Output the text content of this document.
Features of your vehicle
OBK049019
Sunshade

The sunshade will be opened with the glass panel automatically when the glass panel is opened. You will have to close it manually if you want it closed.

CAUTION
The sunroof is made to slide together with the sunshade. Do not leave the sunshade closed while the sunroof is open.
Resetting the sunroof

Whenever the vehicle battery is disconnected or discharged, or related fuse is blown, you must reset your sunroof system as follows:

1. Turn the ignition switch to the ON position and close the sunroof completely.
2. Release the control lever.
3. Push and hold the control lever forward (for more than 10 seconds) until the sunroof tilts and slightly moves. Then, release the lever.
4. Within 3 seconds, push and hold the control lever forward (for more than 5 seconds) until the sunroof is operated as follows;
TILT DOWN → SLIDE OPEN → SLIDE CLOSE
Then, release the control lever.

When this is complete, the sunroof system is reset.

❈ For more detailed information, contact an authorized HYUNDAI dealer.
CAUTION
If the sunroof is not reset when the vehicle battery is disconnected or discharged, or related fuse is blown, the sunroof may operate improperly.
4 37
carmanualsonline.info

______________________________

Aim of the task: Every line containing the string "until" must be listed.

Response:
3. Push and hold the control lever forward (for more than 10 seconds) until the sunroof tilts and slightly moves. Then, release the lever.
4. Within 3 seconds, push and hold the control lever forward (for more than 5 seconds) until the sunroof is operated as follows;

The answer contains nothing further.